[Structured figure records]
+++++
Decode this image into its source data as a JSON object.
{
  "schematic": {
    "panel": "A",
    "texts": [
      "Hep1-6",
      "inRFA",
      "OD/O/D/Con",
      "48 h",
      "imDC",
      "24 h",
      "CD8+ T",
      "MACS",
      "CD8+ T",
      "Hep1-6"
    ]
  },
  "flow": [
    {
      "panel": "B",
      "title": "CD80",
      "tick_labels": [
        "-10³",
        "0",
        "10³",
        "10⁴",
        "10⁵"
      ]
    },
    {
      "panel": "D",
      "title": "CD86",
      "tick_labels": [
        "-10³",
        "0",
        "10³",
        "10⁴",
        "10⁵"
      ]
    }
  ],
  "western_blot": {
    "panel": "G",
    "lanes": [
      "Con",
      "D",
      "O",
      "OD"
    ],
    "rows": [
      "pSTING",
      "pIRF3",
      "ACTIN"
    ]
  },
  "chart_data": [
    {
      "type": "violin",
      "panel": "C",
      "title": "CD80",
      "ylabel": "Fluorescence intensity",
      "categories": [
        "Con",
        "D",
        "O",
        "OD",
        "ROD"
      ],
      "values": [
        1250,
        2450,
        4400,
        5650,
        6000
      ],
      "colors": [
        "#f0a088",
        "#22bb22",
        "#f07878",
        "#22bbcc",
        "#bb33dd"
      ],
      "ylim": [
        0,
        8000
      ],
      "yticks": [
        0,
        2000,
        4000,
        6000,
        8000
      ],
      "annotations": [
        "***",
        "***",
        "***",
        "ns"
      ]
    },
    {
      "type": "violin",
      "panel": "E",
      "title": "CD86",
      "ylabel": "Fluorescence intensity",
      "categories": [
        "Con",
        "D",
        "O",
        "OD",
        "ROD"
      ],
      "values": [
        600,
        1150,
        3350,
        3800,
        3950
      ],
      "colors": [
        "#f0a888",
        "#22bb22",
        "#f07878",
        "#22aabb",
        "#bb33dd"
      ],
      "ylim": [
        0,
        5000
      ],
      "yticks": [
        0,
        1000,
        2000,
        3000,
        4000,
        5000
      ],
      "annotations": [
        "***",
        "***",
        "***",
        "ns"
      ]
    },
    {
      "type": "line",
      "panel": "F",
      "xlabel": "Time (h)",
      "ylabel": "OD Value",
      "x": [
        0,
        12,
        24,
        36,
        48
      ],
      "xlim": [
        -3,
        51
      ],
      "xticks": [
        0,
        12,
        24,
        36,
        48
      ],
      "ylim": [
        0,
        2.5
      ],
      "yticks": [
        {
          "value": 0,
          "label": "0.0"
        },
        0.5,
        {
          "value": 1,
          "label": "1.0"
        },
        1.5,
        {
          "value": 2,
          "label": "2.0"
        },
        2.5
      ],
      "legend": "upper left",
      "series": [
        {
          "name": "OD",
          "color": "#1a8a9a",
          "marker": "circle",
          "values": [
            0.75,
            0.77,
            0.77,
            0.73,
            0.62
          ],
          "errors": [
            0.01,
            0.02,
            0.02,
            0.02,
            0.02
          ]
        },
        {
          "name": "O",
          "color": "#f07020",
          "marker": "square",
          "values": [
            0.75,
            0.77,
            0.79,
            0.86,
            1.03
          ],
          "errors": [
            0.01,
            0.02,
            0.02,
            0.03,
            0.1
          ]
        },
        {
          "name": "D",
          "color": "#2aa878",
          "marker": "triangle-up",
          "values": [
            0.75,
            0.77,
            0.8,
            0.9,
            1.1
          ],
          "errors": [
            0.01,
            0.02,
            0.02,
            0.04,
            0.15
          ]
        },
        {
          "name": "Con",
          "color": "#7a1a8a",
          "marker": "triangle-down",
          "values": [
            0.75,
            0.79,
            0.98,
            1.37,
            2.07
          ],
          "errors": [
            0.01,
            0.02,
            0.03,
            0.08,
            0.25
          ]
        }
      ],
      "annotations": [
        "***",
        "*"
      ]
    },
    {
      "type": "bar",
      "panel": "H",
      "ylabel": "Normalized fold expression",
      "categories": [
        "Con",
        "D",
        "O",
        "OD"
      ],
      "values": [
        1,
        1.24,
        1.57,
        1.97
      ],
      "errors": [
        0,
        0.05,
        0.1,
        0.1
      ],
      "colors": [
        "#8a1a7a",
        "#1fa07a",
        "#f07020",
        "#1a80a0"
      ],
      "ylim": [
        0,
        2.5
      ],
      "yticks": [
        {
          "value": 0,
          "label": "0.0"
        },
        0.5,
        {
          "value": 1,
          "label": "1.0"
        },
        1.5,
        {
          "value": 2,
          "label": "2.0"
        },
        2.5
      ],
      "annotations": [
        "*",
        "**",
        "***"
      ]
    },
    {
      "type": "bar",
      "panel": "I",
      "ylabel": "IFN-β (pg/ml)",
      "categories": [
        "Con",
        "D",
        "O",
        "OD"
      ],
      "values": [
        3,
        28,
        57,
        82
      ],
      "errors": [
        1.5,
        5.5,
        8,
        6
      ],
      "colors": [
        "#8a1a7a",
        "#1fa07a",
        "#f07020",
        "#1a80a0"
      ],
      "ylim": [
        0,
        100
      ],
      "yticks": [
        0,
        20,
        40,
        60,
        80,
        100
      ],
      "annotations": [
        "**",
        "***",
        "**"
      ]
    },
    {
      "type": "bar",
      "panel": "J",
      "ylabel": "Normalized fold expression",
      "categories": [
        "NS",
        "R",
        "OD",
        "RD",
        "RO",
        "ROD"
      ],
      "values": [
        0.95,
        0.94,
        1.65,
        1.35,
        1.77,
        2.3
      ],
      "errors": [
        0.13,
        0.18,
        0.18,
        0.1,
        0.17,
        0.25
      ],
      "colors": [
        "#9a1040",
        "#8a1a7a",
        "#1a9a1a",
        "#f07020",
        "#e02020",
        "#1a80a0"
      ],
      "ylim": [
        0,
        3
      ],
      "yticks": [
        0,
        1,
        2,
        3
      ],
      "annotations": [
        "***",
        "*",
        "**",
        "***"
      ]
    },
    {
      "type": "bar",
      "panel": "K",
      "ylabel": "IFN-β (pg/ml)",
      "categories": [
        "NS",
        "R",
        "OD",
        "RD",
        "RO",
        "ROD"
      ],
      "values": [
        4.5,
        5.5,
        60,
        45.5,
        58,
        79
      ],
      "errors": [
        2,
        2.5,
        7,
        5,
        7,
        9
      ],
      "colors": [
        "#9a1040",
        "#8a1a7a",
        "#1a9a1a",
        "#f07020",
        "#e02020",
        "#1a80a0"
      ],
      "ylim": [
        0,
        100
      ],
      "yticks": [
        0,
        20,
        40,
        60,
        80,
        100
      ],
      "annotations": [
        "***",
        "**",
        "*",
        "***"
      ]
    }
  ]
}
+++++
WHAT TO PRODUCE: All of the material above needs to be copied exactly.

THE SOLUTION:
Decode this image into its source data as a JSON object.
{
  "schematic": {
    "panel": "A",
    "texts": [
      "Hep1-6",
      "inRFA",
      "OD/O/D/Con",
      "48 h",
      "imDC",
      "24 h",
      "CD8+ T",
      "MACS",
      "CD8+ T",
      "Hep1-6"
    ]
  },
  "flow": [
    {
      "panel": "B",
      "title": "CD80",
      "tick_labels": [
        "-10³",
        "0",
        "10³",
        "10⁴",
        "10⁵"
      ]
    },
    {
      "panel": "D",
      "title": "CD86",
      "tick_labels": [
        "-10³",
        "0",
        "10³",
        "10⁴",
        "10⁵"
      ]
    }
  ],
  "western_blot": {
    "panel": "G",
    "lanes": [
      "Con",
      "D",
      "O",
      "OD"
    ],
    "rows": [
      "pSTING",
      "pIRF3",
      "ACTIN"
    ]
  },
  "chart_data": [
    {
      "type": "violin",
      "panel": "C",
      "title": "CD80",
      "ylabel": "Fluorescence intensity",
      "categories": [
        "Con",
        "D",
        "O",
        "OD",
        "ROD"
      ],
      "values": [
        1250,
        2450,
        4400,
        5650,
        6000
      ],
      "colors": [
        "#f0a088",
        "#22bb22",
        "#f07878",
        "#22bbcc",
        "#bb33dd"
      ],
      "ylim": [
        0,
        8000
      ],
      "yticks": [
        0,
        2000,
        4000,
        6000,
        8000
      ],
      "annotations": [
        "***",
        "***",
        "***",
        "ns"
      ]
    },
    {
      "type": "violin",
      "panel": "E",
      "title": "CD86",
      "ylabel": "Fluorescence intensity",
      "categories": [
        "Con",
        "D",
        "O",
        "OD",
        "ROD"
      ],
      "values": [
        600,
        1150,
        3350,
        3800,
        3950
      ],
      "colors": [
        "#f0a888",
        "#22bb22",
        "#f07878",
        "#22aabb",
        "#bb33dd"
      ],
      "ylim": [
        0,
        5000
      ],
      "yticks": [
        0,
        1000,
        2000,
        3000,
        4000,
        5000
      ],
      "annotations": [
        "***",
        "***",
        "***",
        "ns"
      ]
    },
    {
      "type": "line",
      "panel": "F",
      "xlabel": "Time (h)",
      "ylabel": "OD Value",
      "x": [
        0,
        12,
        24,
        36,
        48
      ],
      "xlim": [
        -3,
        51
      ],
      "xticks": [
        0,
        12,
        24,
        36,
        48
      ],
      "ylim": [
        0,
        2.5
      ],
      "yticks": [
        {
          "value": 0,
          "label": "0.0"
        },
        0.5,
        {
          "value": 1,
          "label": "1.0"
        },
        1.5,
        {
          "value": 2,
          "label": "2.0"
        },
        2.5
      ],
      "legend": "upper left",
      "series": [
        {
          "name": "OD",
          "color": "#1a8a9a",
          "marker": "circle",
          "values": [
            0.75,
            0.77,
            0.77,
            0.73,
            0.62
          ],
          "errors": [
            0.01,
            0.02,
            0.02,
            0.02,
            0.02
          ]
        },
        {
          "name": "O",
          "color": "#f07020",
          "marker": "square",
          "values": [
            0.75,
            0.77,
            0.79,
            0.86,
            1.03
          ],
          "errors": [
            0.01,
            0.02,
            0.02,
            0.03,
            0.1
          ]
        },
        {
          "name": "D",
          "color": "#2aa878",
          "marker": "triangle-up",
          "values": [
            0.75,
            0.77,
            0.8,
            0.9,
            1.1
          ],
          "errors": [
            0.01,
            0.02,
            0.02,
            0.04,
            0.15
          ]
        },
        {
          "name": "Con",
          "color": "#7a1a8a",
          "marker": "triangle-down",
          "values": [
            0.75,
            0.79,
            0.98,
            1.37,
            2.07
          ],
          "errors": [
            0.01,
            0.02,
            0.03,
            0.08,
            0.25
          ]
        }
      ],
      "annotations": [
        "***",
        "*"
      ]
    },
    {
      "type": "bar",
      "panel": "H",
      "ylabel": "Normalized fold expression",
      "categories": [
        "Con",
        "D",
        "O",
        "OD"
      ],
      "values": [
        1,
        1.24,
        1.57,
        1.97
      ],
      "errors": [
        0,
        0.05,
        0.1,
        0.1
      ],
      "colors": [
        "#8a1a7a",
        "#1fa07a",
        "#f07020",
        "#1a80a0"
      ],
      "ylim": [
        0,
        2.5
      ],
      "yticks": [
        {
          "value": 0,
          "label": "0.0"
        },
        0.5,
        {
          "value": 1,
          "label": "1.0"
        },
        1.5,
        {
          "value": 2,
          "label": "2.0"
        },
        2.5
      ],
      "annotations": [
        "*",
        "**",
        "***"
      ]
    },
    {
      "type": "bar",
      "panel": "I",
      "ylabel": "IFN-β (pg/ml)",
      "categories": [
        "Con",
        "D",
        "O",
        "OD"
      ],
      "values": [
        3,
        28,
        57,
        82
      ],
      "errors": [
        1.5,
        5.5,
        8,
        6
      ],
      "colors": [
        "#8a1a7a",
        "#1fa07a",
        "#f07020",
        "#1a80a0"
      ],
      "ylim": [
        0,
        100
      ],
      "yticks": [
        0,
        20,
        40,
        60,
        80,
        100
      ],
      "annotations": [
        "**",
        "***",
        "**"
      ]
    },
    {
      "type": "bar",
      "panel": "J",
      "ylabel": "Normalized fold expression",
      "categories": [
        "NS",
        "R",
        "OD",
        "RD",
        "RO",
        "ROD"
      ],
      "values": [
        0.95,
        0.94,
        1.65,
        1.35,
        1.77,
        2.3
      ],
      "errors": [
        0.13,
        0.18,
        0.18,
        0.1,
        0.17,
        0.25
      ],
      "colors": [
        "#9a1040",
        "#8a1a7a",
        "#1a9a1a",
        "#f07020",
        "#e02020",
        "#1a80a0"
      ],
      "ylim": [
        0,
        3
      ],
      "yticks": [
        0,
        1,
        2,
        3
      ],
      "annotations": [
        "***",
        "*",
        "**",
        "***"
      ]
    },
    {
      "type": "bar",
      "panel": "K",
      "ylabel": "IFN-β (pg/ml)",
      "categories": [
        "NS",
        "R",
        "OD",
        "RD",
        "RO",
        "ROD"
      ],
      "values": [
        4.5,
        5.5,
        60,
        45.5,
        58,
        79
      ],
      "errors": [
        2,
        2.5,
        7,
        5,
        7,
        9
      ],
      "colors": [
        "#9a1040",
        "#8a1a7a",
        "#1a9a1a",
        "#f07020",
        "#e02020",
        "#1a80a0"
      ],
      "ylim": [
        0,
        100
      ],
      "yticks": [
        0,
        20,
        40,
        60,
        80,
        100
      ],
      "annotations": [
        "***",
        "**",
        "*",
        "***"
      ]
    }
  ]
}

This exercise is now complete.